→ **Instructions for the task**
Transcribe each line exactly.

→ **Data supplied**
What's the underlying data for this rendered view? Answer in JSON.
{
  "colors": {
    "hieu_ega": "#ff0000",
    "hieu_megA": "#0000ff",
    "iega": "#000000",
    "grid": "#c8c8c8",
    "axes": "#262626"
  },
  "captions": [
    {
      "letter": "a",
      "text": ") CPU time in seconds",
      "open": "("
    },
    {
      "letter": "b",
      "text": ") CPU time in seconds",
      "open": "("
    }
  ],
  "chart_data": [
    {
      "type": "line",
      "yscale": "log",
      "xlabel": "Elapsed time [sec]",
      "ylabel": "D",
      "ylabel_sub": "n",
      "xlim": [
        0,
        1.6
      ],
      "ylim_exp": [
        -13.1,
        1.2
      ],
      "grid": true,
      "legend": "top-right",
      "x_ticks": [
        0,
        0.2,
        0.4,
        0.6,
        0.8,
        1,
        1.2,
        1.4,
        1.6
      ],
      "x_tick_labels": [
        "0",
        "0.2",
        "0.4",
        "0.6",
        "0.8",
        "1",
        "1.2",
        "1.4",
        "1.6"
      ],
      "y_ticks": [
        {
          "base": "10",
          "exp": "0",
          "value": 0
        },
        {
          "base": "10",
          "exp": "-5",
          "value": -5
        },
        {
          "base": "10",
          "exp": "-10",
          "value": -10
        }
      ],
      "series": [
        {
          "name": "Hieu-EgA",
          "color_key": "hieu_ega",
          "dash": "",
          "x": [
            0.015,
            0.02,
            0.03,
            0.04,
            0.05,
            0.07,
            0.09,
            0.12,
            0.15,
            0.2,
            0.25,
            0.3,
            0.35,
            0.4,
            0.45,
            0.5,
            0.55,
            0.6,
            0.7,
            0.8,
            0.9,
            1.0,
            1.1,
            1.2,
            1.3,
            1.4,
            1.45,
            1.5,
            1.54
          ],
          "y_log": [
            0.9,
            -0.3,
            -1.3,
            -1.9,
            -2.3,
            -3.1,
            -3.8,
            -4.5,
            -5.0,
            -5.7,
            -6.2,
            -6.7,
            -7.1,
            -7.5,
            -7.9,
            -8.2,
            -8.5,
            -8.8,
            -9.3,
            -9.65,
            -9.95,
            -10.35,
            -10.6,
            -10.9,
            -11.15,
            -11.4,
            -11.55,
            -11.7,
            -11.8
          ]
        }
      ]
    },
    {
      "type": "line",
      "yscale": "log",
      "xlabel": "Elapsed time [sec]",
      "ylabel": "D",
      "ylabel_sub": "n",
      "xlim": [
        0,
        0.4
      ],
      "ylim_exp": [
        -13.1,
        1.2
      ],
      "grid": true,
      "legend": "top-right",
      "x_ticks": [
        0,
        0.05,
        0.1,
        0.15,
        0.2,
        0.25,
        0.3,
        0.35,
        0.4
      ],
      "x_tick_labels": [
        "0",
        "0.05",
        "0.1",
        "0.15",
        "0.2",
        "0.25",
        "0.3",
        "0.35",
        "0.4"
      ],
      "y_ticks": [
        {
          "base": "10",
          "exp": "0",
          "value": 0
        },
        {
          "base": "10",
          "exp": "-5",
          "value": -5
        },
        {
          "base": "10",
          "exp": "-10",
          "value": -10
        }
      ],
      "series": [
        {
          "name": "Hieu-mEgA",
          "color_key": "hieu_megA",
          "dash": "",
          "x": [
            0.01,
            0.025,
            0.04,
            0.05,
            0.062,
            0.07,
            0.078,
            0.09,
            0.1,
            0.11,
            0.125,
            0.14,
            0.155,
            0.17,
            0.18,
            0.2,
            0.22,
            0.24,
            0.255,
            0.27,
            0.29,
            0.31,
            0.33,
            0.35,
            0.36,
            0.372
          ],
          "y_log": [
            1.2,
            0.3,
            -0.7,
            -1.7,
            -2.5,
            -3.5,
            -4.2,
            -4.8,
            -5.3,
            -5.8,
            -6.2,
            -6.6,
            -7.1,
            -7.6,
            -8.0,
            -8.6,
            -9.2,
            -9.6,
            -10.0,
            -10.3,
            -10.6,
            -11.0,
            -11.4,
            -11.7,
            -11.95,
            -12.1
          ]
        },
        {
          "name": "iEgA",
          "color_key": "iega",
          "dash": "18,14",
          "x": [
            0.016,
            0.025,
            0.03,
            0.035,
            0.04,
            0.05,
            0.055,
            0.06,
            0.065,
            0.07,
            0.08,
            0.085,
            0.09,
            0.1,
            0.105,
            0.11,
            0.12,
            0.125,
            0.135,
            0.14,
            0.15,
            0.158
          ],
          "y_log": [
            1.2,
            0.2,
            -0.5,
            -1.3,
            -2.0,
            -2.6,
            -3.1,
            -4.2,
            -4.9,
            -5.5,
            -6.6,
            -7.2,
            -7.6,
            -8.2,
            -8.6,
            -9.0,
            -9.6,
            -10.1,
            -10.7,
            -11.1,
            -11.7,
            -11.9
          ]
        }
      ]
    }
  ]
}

→ **Complete response**
What's the underlying data for this rendered view? Answer in JSON.
{
  "colors": {
    "hieu_ega": "#ff0000",
    "hieu_megA": "#0000ff",
    "iega": "#000000",
    "grid": "#c8c8c8",
    "axes": "#262626"
  },
  "captions": [
    {
      "letter": "a",
      "text": ") CPU time in seconds",
      "open": "("
    },
    {
      "letter": "b",
      "text": ") CPU time in seconds",
      "open": "("
    }
  ],
  "chart_data": [
    {
      "type": "line",
      "yscale": "log",
      "xlabel": "Elapsed time [sec]",
      "ylabel": "D",
      "ylabel_sub": "n",
      "xlim": [
        0,
        1.6
      ],
      "ylim_exp": [
        -13.1,
        1.2
      ],
      "grid": true,
      "legend": "top-right",
      "x_ticks": [
        0,
        0.2,
        0.4,
        0.6,
        0.8,
        1,
        1.2,
        1.4,
        1.6
      ],
      "x_tick_labels": [
        "0",
        "0.2",
        "0.4",
        "0.6",
        "0.8",
        "1",
        "1.2",
        "1.4",
        "1.6"
      ],
      "y_ticks": [
        {
          "base": "10",
          "exp": "0",
          "value": 0
        },
        {
          "base": "10",
          "exp": "-5",
          "value": -5
        },
        {
          "base": "10",
          "exp": "-10",
          "value": -10
        }
      ],
      "series": [
        {
          "name": "Hieu-EgA",
          "color_key": "hieu_ega",
          "dash": "",
          "x": [
            0.015,
            0.02,
            0.03,
            0.04,
            0.05,
            0.07,
            0.09,
            0.12,
            0.15,
            0.2,
            0.25,
            0.3,
            0.35,
            0.4,
            0.45,
            0.5,
            0.55,
            0.6,
            0.7,
            0.8,
            0.9,
            1.0,
            1.1,
            1.2,
            1.3,
            1.4,
            1.45,
            1.5,
            1.54
          ],
          "y_log": [
            0.9,
            -0.3,
            -1.3,
            -1.9,
            -2.3,
            -3.1,
            -3.8,
            -4.5,
            -5.0,
            -5.7,
            -6.2,
            -6.7,
            -7.1,
            -7.5,
            -7.9,
            -8.2,
            -8.5,
            -8.8,
            -9.3,
            -9.65,
            -9.95,
            -10.35,
            -10.6,
            -10.9,
            -11.15,
            -11.4,
            -11.55,
            -11.7,
            -11.8
          ]
        }
      ]
    },
    {
      "type": "line",
      "yscale": "log",
      "xlabel": "Elapsed time [sec]",
      "ylabel": "D",
      "ylabel_sub": "n",
      "xlim": [
        0,
        0.4
      ],
      "ylim_exp": [
        -13.1,
        1.2
      ],
      "grid": true,
      "legend": "top-right",
      "x_ticks": [
        0,
        0.05,
        0.1,
        0.15,
        0.2,
        0.25,
        0.3,
        0.35,
        0.4
      ],
      "x_tick_labels": [
        "0",
        "0.05",
        "0.1",
        "0.15",
        "0.2",
        "0.25",
        "0.3",
        "0.35",
        "0.4"
      ],
      "y_ticks": [
        {
          "base": "10",
          "exp": "0",
          "value": 0
        },
        {
          "base": "10",
          "exp": "-5",
          "value": -5
        },
        {
          "base": "10",
          "exp": "-10",
          "value": -10
        }
      ],
      "series": [
        {
          "name": "Hieu-mEgA",
          "color_key": "hieu_megA",
          "dash": "",
          "x": [
            0.01,
            0.025,
            0.04,
            0.05,
            0.062,
            0.07,
            0.078,
            0.09,
            0.1,
            0.11,
            0.125,
            0.14,
            0.155,
            0.17,
            0.18,
            0.2,
            0.22,
            0.24,
            0.255,
            0.27,
            0.29,
            0.31,
            0.33,
            0.35,
            0.36,
            0.372
          ],
          "y_log": [
            1.2,
            0.3,
            -0.7,
            -1.7,
            -2.5,
            -3.5,
            -4.2,
            -4.8,
            -5.3,
            -5.8,
            -6.2,
            -6.6,
            -7.1,
            -7.6,
            -8.0,
            -8.6,
            -9.2,
            -9.6,
            -10.0,
            -10.3,
            -10.6,
            -11.0,
            -11.4,
            -11.7,
            -11.95,
            -12.1
          ]
        },
        {
          "name": "iEgA",
          "color_key": "iega",
          "dash": "18,14",
          "x": [
            0.016,
            0.025,
            0.03,
            0.035,
            0.04,
            0.05,
            0.055,
            0.06,
            0.065,
            0.07,
            0.08,
            0.085,
            0.09,
            0.1,
            0.105,
            0.11,
            0.12,
            0.125,
            0.135,
            0.14,
            0.15,
            0.158
          ],
          "y_log": [
            1.2,
            0.2,
            -0.5,
            -1.3,
            -2.0,
            -2.6,
            -3.1,
            -4.2,
            -4.9,
            -5.5,
            -6.6,
            -7.2,
            -7.6,
            -8.2,
            -8.6,
            -9.0,
            -9.6,
            -10.1,
            -10.7,
            -11.1,
            -11.7,
            -11.9
          ]
        }
      ]
    }
  ]
}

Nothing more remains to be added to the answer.